Copy out the material below in full, but not its images.

=== SOURCE DATA ===

— Begin —

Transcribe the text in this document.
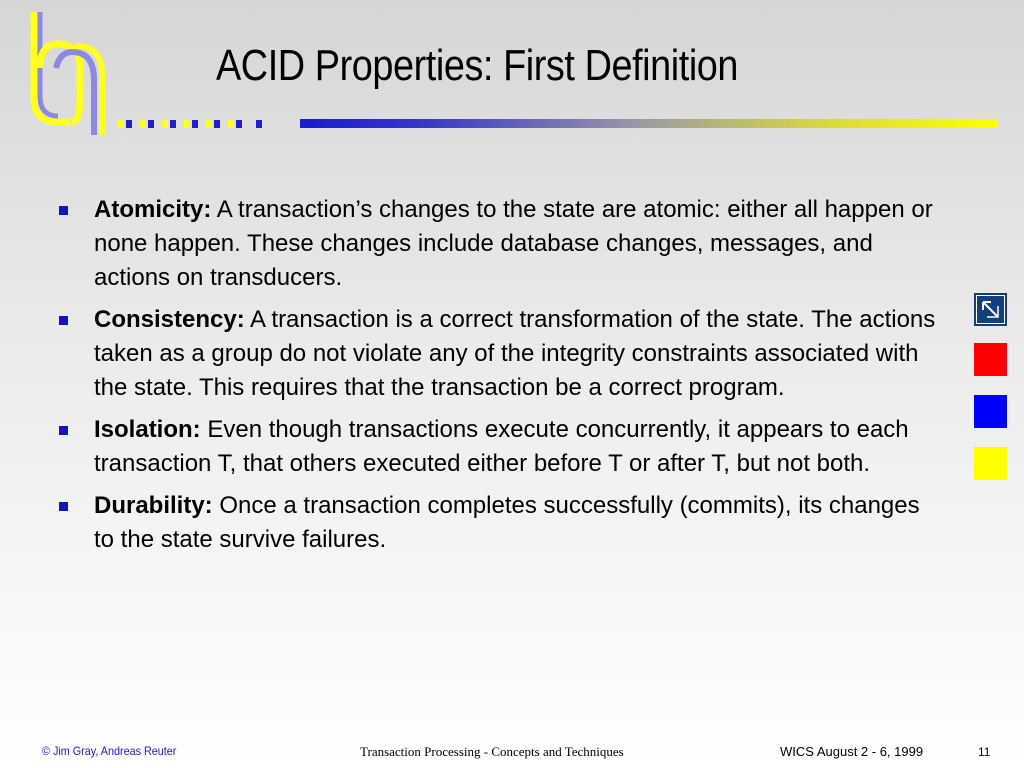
ACID Properties: First Definition
Atomicity: A transaction’s changes to the state are atomic: either all happen or none happen. These changes include database changes, messages, and actions on transducers.
Consistency: A transaction is a correct transformation of the state. The actions taken as a group do not violate any of the integrity constraints associated with the state. This requires that the transaction be a correct program.
Isolation: Even though transactions execute concurrently, it appears to each transaction T, that others executed either before T or after T, but not both.
Durability: Once a transaction completes successfully (commits), its changes to the state survive failures.
© Jim Gray, Andreas Reuter	Transaction Processing - Concepts and Techniques	WICS August 2 - 6, 1999	11
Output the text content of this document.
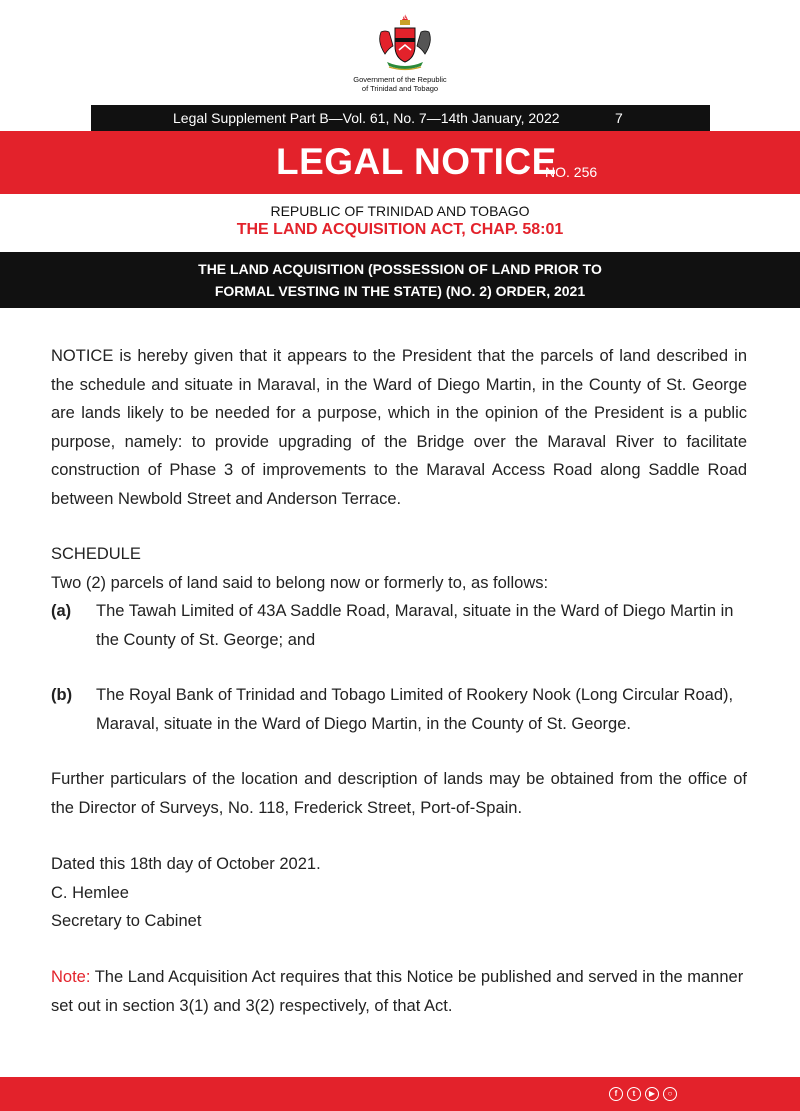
Government of the Republic
of Trinidad and Tobago
Legal Supplement Part B—Vol. 61, No. 7—14th January, 2022	7
LEGAL NOTICE
NO. 256
REPUBLIC OF TRINIDAD AND TOBAGO
THE LAND ACQUISITION ACT, CHAP. 58:01
THE LAND ACQUISITION (POSSESSION OF LAND PRIOR TO
FORMAL VESTING IN THE STATE) (NO. 2) ORDER, 2021
NOTICE is hereby given that it appears to the President that the parcels of land described in the schedule and situate in Maraval, in the Ward of Diego Martin, in the County of St. George are lands likely to be needed for a purpose, which in the opinion of the President is a public purpose, namely: to provide upgrading of the Bridge over the Maraval River to facilitate construction of Phase 3 of improvements to the Maraval Access Road along Saddle Road between Newbold Street and Anderson Terrace.
SCHEDULE
Two (2) parcels of land said to belong now or formerly to, as follows:
(a) The Tawah Limited of 43A Saddle Road, Maraval, situate in the Ward of Diego Martin in the County of St. George; and
(b) The Royal Bank of Trinidad and Tobago Limited of Rookery Nook (Long Circular Road), Maraval, situate in the Ward of Diego Martin, in the County of St. George.
Further particulars of the location and description of lands may be obtained from the office of the Director of Surveys, No. 118, Frederick Street, Port-of-Spain.
Dated this 18th day of October 2021.
C. Hemlee
Secretary to Cabinet
Note: The Land Acquisition Act requires that this Notice be published and served in the manner set out in section 3(1) and 3(2) respectively, of that Act.
For further information and updates, visit www.mowt.gov.tt and official social media pages.
f	t	▶	○
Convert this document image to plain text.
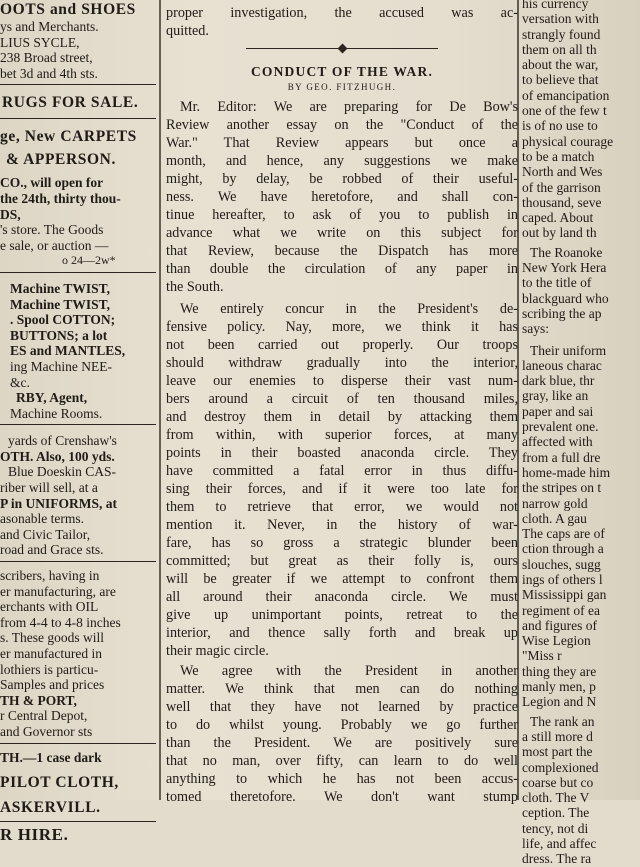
OOTS and SHOES
ys and Merchants.
LIUS SYCLE,
238 Broad street,
bet 3d and 4th sts.
RUGS FOR SALE.
ge, New CARPETS
& APPERSON.
CO., will open for
the 24th, thirty thou-
DS,
's store. The Goods
e sale, or auction —
o 24—2w*
Machine TWIST,
Machine TWIST,
. Spool COTTON;
BUTTONS; a lot
ES and MANTLES,
ing Machine NEE-
&c.
RBY, Agent,
Machine Rooms.
yards of Crenshaw's
OTH. Also, 100 yds.
Blue Doeskin CAS-
riber will sell, at a
P in UNIFORMS, at
asonable terms.
and Civic Tailor,
road and Grace sts.
scribers, having in
er manufacturing, are
erchants with OIL
from 4-4 to 4-8 inches
s. These goods will
er manufactured in
lothiers is particu-
Samples and prices
TH & PORT,
r Central Depot,
and Governor sts
TH.—1 case dark
PILOT CLOTH,
ASKERVILL.
R HIRE.
proper investigation, the accused was ac-
quitted.
CONDUCT OF THE WAR.
BY GEO. FITZHUGH.
Mr. Editor: We are preparing for De Bow's
Review another essay on the "Conduct of the
War." That Review appears but once a
month, and hence, any suggestions we make
might, by delay, be robbed of their useful-
ness. We have heretofore, and shall con-
tinue hereafter, to ask of you to publish in
advance what we write on this subject for
that Review, because the Dispatch has more
than double the circulation of any paper in
the South.
We entirely concur in the President's de-
fensive policy. Nay, more, we think it has
not been carried out properly. Our troops
should withdraw gradually into the interior,
leave our enemies to disperse their vast num-
bers around a circuit of ten thousand miles,
and destroy them in detail by attacking them
from within, with superior forces, at many
points in their boasted anaconda circle. They
have committed a fatal error in thus diffu-
sing their forces, and if it were too late for
them to retrieve that error, we would not
mention it. Never, in the history of war-
fare, has so gross a strategic blunder been
committed; but great as their folly is, ours
will be greater if we attempt to confront them
all around their anaconda circle. We must
give up unimportant points, retreat to the
interior, and thence sally forth and break up
their magic circle.
We agree with the President in another
matter. We think that men can do nothing
well that they have not learned by practice
to do whilst young. Probably we go further
than the President. We are positively sure
that no man, over fifty, can learn to do well
anything to which he has not been accus-
tomed theretofore. We don't want stump
his currency
versation with
strangly found
them on all th
about the war,
to believe that
of emancipation
one of the few t
is of no use to
physical courage
to be a match
North and Wes
of the garrison
thousand, seve
caped. About
out by land th
The Roanoke
New York Hera
to the title of
blackguard who
scribing the ap
says:
Their uniform
laneous charac
dark blue, thr
gray, like an
paper and sai
prevalent one.
affected with
from a full dre
home-made him
the stripes on t
narrow gold
cloth. A gau
The caps are of
ction through a
slouches, sugg
ings of others l
Mississippi gan
regiment of ea
and figures of
Wise Legion
"Miss r
thing they are
manly men, p
Legion and N
The rank an
a still more d
most part the
complexioned
coarse but co
cloth. The V
ception. The
tency, not di
life, and affec
dress. The ra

— End —

=== OUTPUT BELOW ===
Transcribe the text in this document.
ACID Properties: First Definition
Atomicity: A transaction’s changes to the state are atomic: either all happen or none happen. These changes include database changes, messages, and actions on transducers.
Consistency: A transaction is a correct transformation of the state. The actions taken as a group do not violate any of the integrity constraints associated with the state. This requires that the transaction be a correct program.
Isolation: Even though transactions execute concurrently, it appears to each transaction T, that others executed either before T or after T, but not both.
Durability: Once a transaction completes successfully (commits), its changes to the state survive failures.
© Jim Gray, Andreas Reuter	Transaction Processing - Concepts and Techniques	WICS August 2 - 6, 1999	11
Output the text content of this document.
Government of the Republic
of Trinidad and Tobago
Legal Supplement Part B—Vol. 61, No. 7—14th January, 2022	7
LEGAL NOTICE
NO. 256
REPUBLIC OF TRINIDAD AND TOBAGO
THE LAND ACQUISITION ACT, CHAP. 58:01
THE LAND ACQUISITION (POSSESSION OF LAND PRIOR TO
FORMAL VESTING IN THE STATE) (NO. 2) ORDER, 2021
NOTICE is hereby given that it appears to the President that the parcels of land described in the schedule and situate in Maraval, in the Ward of Diego Martin, in the County of St. George are lands likely to be needed for a purpose, which in the opinion of the President is a public purpose, namely: to provide upgrading of the Bridge over the Maraval River to facilitate construction of Phase 3 of improvements to the Maraval Access Road along Saddle Road between Newbold Street and Anderson Terrace.
SCHEDULE
Two (2) parcels of land said to belong now or formerly to, as follows:
(a) The Tawah Limited of 43A Saddle Road, Maraval, situate in the Ward of Diego Martin in the County of St. George; and
(b) The Royal Bank of Trinidad and Tobago Limited of Rookery Nook (Long Circular Road), Maraval, situate in the Ward of Diego Martin, in the County of St. George.
Further particulars of the location and description of lands may be obtained from the office of the Director of Surveys, No. 118, Frederick Street, Port-of-Spain.
Dated this 18th day of October 2021.
C. Hemlee
Secretary to Cabinet
Note: The Land Acquisition Act requires that this Notice be published and served in the manner set out in section 3(1) and 3(2) respectively, of that Act.
For further information and updates, visit www.mowt.gov.tt and official social media pages.
f	t	▶	○
Convert this document image to plain text.
OOTS and SHOES
ys and Merchants.
LIUS SYCLE,
238 Broad street,
bet 3d and 4th sts.
RUGS FOR SALE.
ge, New CARPETS
& APPERSON.
CO., will open for
the 24th, thirty thou-
DS,
's store. The Goods
e sale, or auction —
o 24—2w*
Machine TWIST,
Machine TWIST,
. Spool COTTON;
BUTTONS; a lot
ES and MANTLES,
ing Machine NEE-
&c.
RBY, Agent,
Machine Rooms.
yards of Crenshaw's
OTH. Also, 100 yds.
Blue Doeskin CAS-
riber will sell, at a
P in UNIFORMS, at
asonable terms.
and Civic Tailor,
road and Grace sts.
scribers, having in
er manufacturing, are
erchants with OIL
from 4-4 to 4-8 inches
s. These goods will
er manufactured in
lothiers is particu-
Samples and prices
TH & PORT,
r Central Depot,
and Governor sts
TH.—1 case dark
PILOT CLOTH,
ASKERVILL.
R HIRE.
proper investigation, the accused was ac-
quitted.
CONDUCT OF THE WAR.
BY GEO. FITZHUGH.
Mr. Editor: We are preparing for De Bow's
Review another essay on the "Conduct of the
War." That Review appears but once a
month, and hence, any suggestions we make
might, by delay, be robbed of their useful-
ness. We have heretofore, and shall con-
tinue hereafter, to ask of you to publish in
advance what we write on this subject for
that Review, because the Dispatch has more
than double the circulation of any paper in
the South.
We entirely concur in the President's de-
fensive policy. Nay, more, we think it has
not been carried out properly. Our troops
should withdraw gradually into the interior,
leave our enemies to disperse their vast num-
bers around a circuit of ten thousand miles,
and destroy them in detail by attacking them
from within, with superior forces, at many
points in their boasted anaconda circle. They
have committed a fatal error in thus diffu-
sing their forces, and if it were too late for
them to retrieve that error, we would not
mention it. Never, in the history of war-
fare, has so gross a strategic blunder been
committed; but great as their folly is, ours
will be greater if we attempt to confront them
all around their anaconda circle. We must
give up unimportant points, retreat to the
interior, and thence sally forth and break up
their magic circle.
We agree with the President in another
matter. We think that men can do nothing
well that they have not learned by practice
to do whilst young. Probably we go further
than the President. We are positively sure
that no man, over fifty, can learn to do well
anything to which he has not been accus-
tomed theretofore. We don't want stump
his currency
versation with
strangly found
them on all th
about the war,
to believe that
of emancipation
one of the few t
is of no use to
physical courage
to be a match
North and Wes
of the garrison
thousand, seve
caped. About
out by land th
The Roanoke
New York Hera
to the title of
blackguard who
scribing the ap
says:
Their uniform
laneous charac
dark blue, thr
gray, like an
paper and sai
prevalent one.
affected with
from a full dre
home-made him
the stripes on t
narrow gold
cloth. A gau
The caps are of
ction through a
slouches, sugg
ings of others l
Mississippi gan
regiment of ea
and figures of
Wise Legion
"Miss r
thing they are
manly men, p
Legion and N
The rank an
a still more d
most part the
complexioned
coarse but co
cloth. The V
ception. The
tency, not di
life, and affec
dress. The ra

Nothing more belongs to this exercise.